+++ Data supplied +++
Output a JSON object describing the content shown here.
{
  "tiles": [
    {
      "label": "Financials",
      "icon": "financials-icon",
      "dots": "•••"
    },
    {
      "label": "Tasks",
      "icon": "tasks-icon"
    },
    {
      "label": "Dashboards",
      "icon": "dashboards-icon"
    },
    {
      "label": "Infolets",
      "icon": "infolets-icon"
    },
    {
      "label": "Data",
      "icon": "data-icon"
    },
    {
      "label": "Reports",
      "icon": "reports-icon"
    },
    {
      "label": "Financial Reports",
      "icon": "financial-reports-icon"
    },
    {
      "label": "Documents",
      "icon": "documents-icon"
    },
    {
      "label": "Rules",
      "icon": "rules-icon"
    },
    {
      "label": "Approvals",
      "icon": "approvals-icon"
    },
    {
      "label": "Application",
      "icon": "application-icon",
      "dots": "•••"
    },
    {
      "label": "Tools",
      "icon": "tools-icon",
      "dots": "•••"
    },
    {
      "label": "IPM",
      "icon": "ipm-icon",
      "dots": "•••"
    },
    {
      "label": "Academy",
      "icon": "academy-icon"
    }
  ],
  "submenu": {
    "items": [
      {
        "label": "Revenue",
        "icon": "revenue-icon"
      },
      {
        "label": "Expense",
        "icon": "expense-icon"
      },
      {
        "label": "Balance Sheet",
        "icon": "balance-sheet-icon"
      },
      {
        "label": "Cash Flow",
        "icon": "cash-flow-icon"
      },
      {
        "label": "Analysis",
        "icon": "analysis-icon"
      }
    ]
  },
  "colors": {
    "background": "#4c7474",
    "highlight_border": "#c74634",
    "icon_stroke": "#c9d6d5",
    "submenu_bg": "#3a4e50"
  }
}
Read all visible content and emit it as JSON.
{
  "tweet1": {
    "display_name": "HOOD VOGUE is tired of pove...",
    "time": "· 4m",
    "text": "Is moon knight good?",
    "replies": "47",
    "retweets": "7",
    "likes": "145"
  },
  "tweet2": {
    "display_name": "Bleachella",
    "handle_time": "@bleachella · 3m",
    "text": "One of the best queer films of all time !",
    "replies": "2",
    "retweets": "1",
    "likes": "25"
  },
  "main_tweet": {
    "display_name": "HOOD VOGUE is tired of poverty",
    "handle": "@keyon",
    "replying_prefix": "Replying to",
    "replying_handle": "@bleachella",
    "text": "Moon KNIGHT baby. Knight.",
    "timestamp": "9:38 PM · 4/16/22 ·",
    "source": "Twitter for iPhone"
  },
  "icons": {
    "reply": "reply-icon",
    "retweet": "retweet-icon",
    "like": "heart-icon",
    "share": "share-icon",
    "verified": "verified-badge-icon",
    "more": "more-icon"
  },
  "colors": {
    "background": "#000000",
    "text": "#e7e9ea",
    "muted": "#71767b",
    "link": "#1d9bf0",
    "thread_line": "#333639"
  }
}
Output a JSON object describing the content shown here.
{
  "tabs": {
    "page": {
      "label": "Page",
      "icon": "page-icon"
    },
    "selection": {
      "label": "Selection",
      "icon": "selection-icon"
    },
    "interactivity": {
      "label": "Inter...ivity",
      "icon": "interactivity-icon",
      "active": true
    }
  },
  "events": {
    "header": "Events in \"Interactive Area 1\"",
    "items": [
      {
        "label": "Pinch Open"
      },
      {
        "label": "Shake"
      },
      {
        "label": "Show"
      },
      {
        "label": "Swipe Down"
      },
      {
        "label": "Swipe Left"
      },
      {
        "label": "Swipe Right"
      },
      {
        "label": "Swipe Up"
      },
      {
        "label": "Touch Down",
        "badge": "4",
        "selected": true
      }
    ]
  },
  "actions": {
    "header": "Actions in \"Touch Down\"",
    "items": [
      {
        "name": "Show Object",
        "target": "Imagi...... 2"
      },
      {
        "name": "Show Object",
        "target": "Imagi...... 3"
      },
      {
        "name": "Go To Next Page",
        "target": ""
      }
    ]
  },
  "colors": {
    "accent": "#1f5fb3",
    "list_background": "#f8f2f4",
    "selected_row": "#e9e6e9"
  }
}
+++
What you have to do. Show, from the listing above, each line that contains the word "tired".

Right answer.
    "display_name": "HOOD VOGUE is tired of pove...",
    "display_name": "HOOD VOGUE is tired of poverty",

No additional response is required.